#### What the task requires
Select from the records below every line that has the word "Machine" in it.

#### Rows from a dataset
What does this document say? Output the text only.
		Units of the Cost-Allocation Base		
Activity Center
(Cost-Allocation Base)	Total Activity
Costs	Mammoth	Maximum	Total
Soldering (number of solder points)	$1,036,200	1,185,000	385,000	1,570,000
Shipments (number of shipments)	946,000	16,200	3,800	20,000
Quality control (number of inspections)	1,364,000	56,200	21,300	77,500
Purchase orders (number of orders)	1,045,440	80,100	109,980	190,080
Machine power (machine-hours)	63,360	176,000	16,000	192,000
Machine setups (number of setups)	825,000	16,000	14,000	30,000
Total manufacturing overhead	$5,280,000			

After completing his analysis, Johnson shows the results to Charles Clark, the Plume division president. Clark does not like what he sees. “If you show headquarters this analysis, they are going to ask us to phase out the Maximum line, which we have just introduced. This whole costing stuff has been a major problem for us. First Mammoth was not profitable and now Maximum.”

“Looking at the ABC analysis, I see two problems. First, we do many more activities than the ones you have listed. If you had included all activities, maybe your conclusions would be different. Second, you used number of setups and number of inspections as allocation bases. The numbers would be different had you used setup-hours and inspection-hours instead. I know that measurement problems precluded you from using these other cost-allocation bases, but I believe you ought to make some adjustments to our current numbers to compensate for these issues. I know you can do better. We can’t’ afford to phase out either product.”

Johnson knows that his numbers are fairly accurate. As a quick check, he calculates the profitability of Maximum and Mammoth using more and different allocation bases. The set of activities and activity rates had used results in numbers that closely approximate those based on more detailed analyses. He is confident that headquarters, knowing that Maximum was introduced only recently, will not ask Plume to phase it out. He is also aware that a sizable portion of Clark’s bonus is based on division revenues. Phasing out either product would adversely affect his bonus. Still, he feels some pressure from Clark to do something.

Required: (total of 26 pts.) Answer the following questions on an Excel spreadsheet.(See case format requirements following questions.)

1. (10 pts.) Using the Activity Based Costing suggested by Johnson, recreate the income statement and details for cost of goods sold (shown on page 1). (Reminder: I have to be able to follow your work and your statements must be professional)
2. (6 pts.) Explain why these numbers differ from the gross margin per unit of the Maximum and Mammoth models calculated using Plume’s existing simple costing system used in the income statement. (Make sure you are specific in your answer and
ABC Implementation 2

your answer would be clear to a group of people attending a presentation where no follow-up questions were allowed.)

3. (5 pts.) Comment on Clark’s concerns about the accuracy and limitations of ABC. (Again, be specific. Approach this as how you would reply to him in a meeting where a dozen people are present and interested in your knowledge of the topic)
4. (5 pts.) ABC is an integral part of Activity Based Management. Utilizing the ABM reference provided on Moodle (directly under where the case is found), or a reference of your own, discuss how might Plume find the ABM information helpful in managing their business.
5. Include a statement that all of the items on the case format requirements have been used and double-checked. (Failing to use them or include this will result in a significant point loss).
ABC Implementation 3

--

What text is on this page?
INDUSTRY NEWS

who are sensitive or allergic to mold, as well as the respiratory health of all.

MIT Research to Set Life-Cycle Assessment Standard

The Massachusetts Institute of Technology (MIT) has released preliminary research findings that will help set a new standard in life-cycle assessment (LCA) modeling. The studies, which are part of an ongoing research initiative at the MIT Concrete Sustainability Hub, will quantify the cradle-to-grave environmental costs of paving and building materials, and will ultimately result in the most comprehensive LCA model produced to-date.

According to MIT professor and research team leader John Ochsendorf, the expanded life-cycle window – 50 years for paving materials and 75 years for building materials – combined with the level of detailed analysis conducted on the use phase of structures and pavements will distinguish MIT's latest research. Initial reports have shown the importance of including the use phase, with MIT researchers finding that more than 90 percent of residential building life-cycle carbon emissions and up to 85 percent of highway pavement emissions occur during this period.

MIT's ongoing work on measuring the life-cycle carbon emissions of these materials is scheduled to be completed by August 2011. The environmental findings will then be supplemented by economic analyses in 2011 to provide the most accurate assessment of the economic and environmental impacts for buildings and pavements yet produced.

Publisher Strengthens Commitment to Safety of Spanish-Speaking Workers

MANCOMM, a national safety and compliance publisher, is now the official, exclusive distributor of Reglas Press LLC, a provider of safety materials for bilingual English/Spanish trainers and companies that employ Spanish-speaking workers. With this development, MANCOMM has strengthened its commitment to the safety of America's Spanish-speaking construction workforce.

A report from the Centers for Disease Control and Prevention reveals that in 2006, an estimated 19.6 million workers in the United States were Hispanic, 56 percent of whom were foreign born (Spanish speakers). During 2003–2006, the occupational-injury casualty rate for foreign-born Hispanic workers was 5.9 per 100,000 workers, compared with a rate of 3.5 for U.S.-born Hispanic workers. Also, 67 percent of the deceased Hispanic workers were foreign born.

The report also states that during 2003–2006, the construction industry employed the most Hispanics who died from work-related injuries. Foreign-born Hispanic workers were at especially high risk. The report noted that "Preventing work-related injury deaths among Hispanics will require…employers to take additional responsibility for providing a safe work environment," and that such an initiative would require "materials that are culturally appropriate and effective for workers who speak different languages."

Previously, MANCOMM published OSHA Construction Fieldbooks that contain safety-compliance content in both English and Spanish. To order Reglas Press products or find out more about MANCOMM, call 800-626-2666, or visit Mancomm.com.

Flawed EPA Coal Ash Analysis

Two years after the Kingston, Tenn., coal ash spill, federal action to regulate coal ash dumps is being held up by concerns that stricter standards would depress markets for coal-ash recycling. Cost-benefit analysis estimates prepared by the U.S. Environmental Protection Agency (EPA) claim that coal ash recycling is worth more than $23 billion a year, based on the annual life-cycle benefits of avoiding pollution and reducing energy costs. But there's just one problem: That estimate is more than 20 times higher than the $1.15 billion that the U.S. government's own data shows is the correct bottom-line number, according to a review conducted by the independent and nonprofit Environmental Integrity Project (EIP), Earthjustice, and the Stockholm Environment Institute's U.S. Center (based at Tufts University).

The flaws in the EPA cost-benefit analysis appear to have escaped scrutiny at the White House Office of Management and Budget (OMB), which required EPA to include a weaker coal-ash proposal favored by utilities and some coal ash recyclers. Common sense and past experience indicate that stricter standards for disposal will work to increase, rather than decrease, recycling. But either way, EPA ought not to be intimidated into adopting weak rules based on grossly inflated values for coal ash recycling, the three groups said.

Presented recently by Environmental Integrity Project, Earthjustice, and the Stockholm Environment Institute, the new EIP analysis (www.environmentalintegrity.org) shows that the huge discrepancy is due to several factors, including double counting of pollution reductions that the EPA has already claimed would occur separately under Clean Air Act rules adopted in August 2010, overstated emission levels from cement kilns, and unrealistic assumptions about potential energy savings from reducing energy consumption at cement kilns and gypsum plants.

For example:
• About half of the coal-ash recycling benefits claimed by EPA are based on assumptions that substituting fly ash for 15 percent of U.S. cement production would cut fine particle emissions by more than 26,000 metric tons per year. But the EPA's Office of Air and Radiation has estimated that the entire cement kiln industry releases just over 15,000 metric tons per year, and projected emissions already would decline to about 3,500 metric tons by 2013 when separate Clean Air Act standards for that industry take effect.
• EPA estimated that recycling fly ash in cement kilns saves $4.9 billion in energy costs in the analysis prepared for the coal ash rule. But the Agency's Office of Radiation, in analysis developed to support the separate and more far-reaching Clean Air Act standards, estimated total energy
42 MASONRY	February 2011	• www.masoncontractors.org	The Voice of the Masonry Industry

==

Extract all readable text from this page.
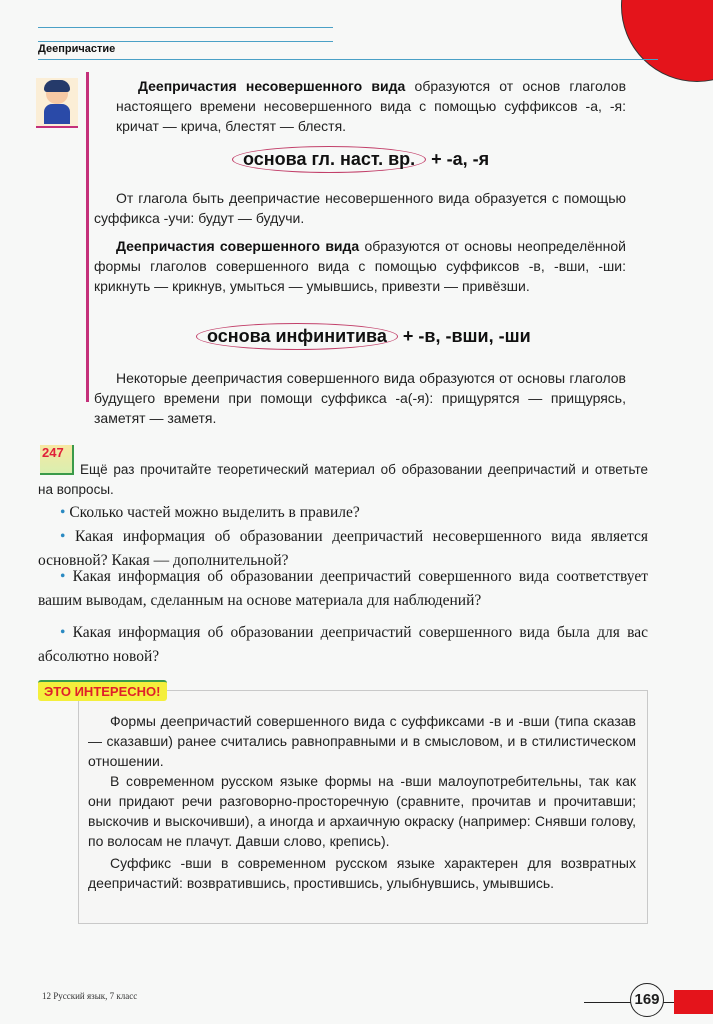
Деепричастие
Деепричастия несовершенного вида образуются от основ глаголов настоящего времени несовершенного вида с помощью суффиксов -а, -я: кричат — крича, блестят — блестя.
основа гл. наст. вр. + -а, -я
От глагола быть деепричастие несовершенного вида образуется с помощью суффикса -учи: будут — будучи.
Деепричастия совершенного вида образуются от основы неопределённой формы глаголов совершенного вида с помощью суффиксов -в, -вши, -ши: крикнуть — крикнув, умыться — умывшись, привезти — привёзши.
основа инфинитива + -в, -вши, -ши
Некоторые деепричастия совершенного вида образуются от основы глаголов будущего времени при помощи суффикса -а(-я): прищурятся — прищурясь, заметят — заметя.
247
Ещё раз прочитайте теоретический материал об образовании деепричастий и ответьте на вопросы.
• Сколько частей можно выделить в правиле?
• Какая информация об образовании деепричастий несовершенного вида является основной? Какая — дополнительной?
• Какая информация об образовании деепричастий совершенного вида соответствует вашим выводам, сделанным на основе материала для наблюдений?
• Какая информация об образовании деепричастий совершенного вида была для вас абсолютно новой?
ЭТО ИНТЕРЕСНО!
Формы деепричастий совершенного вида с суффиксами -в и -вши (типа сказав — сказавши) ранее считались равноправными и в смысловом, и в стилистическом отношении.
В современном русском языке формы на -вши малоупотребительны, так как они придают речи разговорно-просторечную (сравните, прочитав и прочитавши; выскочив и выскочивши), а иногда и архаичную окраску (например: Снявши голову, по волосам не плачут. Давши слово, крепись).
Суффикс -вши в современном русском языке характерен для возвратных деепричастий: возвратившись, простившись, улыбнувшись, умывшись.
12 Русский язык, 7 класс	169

#### Exercise answer
Machine power (machine-hours)	63,360	176,000	16,000	192,000
Machine setups (number of setups)	825,000	16,000	14,000	30,000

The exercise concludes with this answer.